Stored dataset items
════════════════════

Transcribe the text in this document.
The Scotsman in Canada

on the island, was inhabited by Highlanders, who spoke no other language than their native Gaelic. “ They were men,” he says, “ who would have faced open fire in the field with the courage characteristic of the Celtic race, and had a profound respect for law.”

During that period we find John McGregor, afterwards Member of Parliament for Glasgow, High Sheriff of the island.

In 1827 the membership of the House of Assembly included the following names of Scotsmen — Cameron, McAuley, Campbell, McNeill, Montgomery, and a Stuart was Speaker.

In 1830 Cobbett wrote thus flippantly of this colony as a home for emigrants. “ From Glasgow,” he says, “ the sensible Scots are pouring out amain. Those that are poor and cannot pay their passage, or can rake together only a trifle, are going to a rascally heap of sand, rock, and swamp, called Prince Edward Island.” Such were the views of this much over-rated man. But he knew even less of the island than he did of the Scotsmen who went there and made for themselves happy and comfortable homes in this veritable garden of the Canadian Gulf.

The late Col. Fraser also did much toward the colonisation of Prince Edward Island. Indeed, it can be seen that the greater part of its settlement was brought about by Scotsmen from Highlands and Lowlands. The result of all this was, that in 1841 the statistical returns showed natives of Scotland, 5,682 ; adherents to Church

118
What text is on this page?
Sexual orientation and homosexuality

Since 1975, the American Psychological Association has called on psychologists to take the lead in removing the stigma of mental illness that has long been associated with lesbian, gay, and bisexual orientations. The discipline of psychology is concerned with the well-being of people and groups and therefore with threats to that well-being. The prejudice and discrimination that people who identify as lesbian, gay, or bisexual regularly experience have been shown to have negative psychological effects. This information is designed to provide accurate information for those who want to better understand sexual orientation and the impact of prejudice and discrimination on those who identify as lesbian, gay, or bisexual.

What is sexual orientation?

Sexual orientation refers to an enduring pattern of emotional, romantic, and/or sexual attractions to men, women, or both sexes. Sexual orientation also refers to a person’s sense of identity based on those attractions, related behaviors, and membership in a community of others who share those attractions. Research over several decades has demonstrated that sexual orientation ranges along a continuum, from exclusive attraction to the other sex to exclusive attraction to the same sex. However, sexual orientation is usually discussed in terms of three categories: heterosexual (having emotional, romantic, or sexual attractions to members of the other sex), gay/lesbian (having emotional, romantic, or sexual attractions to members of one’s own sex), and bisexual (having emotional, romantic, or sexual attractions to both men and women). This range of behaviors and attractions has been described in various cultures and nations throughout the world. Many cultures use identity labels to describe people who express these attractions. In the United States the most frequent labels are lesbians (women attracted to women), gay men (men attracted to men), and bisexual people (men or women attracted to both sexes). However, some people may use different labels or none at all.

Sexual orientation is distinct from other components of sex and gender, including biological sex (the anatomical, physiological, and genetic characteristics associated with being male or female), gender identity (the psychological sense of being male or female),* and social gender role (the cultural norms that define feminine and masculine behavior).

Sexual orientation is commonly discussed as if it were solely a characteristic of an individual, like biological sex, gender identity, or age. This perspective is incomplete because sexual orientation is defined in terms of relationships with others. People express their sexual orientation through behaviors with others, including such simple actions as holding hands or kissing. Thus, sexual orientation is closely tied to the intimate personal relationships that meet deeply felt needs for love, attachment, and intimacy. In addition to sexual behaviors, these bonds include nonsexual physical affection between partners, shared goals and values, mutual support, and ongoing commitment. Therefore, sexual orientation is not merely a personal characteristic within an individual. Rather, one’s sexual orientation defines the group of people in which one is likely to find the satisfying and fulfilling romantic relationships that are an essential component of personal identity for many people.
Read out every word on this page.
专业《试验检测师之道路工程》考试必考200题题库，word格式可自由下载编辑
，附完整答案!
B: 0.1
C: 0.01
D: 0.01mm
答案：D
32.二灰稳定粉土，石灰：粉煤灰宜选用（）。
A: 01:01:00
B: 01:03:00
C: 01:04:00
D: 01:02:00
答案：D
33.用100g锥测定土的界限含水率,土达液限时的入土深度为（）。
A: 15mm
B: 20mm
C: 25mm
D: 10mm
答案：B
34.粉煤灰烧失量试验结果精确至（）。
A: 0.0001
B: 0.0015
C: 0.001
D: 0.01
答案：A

════════════════════

▸ **DO THIS**
Return every line of the material exactly.

▸ **CORRECT RESULT**
Transcribe the text in this document.
The Scotsman in Canada

on the island, was inhabited by Highlanders, who spoke no other language than their native Gaelic. “ They were men,” he says, “ who would have faced open fire in the field with the courage characteristic of the Celtic race, and had a profound respect for law.”

During that period we find John McGregor, afterwards Member of Parliament for Glasgow, High Sheriff of the island.

In 1827 the membership of the House of Assembly included the following names of Scotsmen — Cameron, McAuley, Campbell, McNeill, Montgomery, and a Stuart was Speaker.

In 1830 Cobbett wrote thus flippantly of this colony as a home for emigrants. “ From Glasgow,” he says, “ the sensible Scots are pouring out amain. Those that are poor and cannot pay their passage, or can rake together only a trifle, are going to a rascally heap of sand, rock, and swamp, called Prince Edward Island.” Such were the views of this much over-rated man. But he knew even less of the island than he did of the Scotsmen who went there and made for themselves happy and comfortable homes in this veritable garden of the Canadian Gulf.

The late Col. Fraser also did much toward the colonisation of Prince Edward Island. Indeed, it can be seen that the greater part of its settlement was brought about by Scotsmen from Highlands and Lowlands. The result of all this was, that in 1841 the statistical returns showed natives of Scotland, 5,682 ; adherents to Church

118
What text is on this page?
Sexual orientation and homosexuality

Since 1975, the American Psychological Association has called on psychologists to take the lead in removing the stigma of mental illness that has long been associated with lesbian, gay, and bisexual orientations. The discipline of psychology is concerned with the well-being of people and groups and therefore with threats to that well-being. The prejudice and discrimination that people who identify as lesbian, gay, or bisexual regularly experience have been shown to have negative psychological effects. This information is designed to provide accurate information for those who want to better understand sexual orientation and the impact of prejudice and discrimination on those who identify as lesbian, gay, or bisexual.

What is sexual orientation?

Sexual orientation refers to an enduring pattern of emotional, romantic, and/or sexual attractions to men, women, or both sexes. Sexual orientation also refers to a person’s sense of identity based on those attractions, related behaviors, and membership in a community of others who share those attractions. Research over several decades has demonstrated that sexual orientation ranges along a continuum, from exclusive attraction to the other sex to exclusive attraction to the same sex. However, sexual orientation is usually discussed in terms of three categories: heterosexual (having emotional, romantic, or sexual attractions to members of the other sex), gay/lesbian (having emotional, romantic, or sexual attractions to members of one’s own sex), and bisexual (having emotional, romantic, or sexual attractions to both men and women). This range of behaviors and attractions has been described in various cultures and nations throughout the world. Many cultures use identity labels to describe people who express these attractions. In the United States the most frequent labels are lesbians (women attracted to women), gay men (men attracted to men), and bisexual people (men or women attracted to both sexes). However, some people may use different labels or none at all.

Sexual orientation is distinct from other components of sex and gender, including biological sex (the anatomical, physiological, and genetic characteristics associated with being male or female), gender identity (the psychological sense of being male or female),* and social gender role (the cultural norms that define feminine and masculine behavior).

Sexual orientation is commonly discussed as if it were solely a characteristic of an individual, like biological sex, gender identity, or age. This perspective is incomplete because sexual orientation is defined in terms of relationships with others. People express their sexual orientation through behaviors with others, including such simple actions as holding hands or kissing. Thus, sexual orientation is closely tied to the intimate personal relationships that meet deeply felt needs for love, attachment, and intimacy. In addition to sexual behaviors, these bonds include nonsexual physical affection between partners, shared goals and values, mutual support, and ongoing commitment. Therefore, sexual orientation is not merely a personal characteristic within an individual. Rather, one’s sexual orientation defines the group of people in which one is likely to find the satisfying and fulfilling romantic relationships that are an essential component of personal identity for many people.
Read out every word on this page.
专业《试验检测师之道路工程》考试必考200题题库，word格式可自由下载编辑
，附完整答案!
B: 0.1
C: 0.01
D: 0.01mm
答案：D
32.二灰稳定粉土，石灰：粉煤灰宜选用（）。
A: 01:01:00
B: 01:03:00
C: 01:04:00
D: 01:02:00
答案：D
33.用100g锥测定土的界限含水率,土达液限时的入土深度为（）。
A: 15mm
B: 20mm
C: 25mm
D: 10mm
答案：B
34.粉煤灰烧失量试验结果精确至（）。
A: 0.0001
B: 0.0015
C: 0.001
D: 0.01
答案：A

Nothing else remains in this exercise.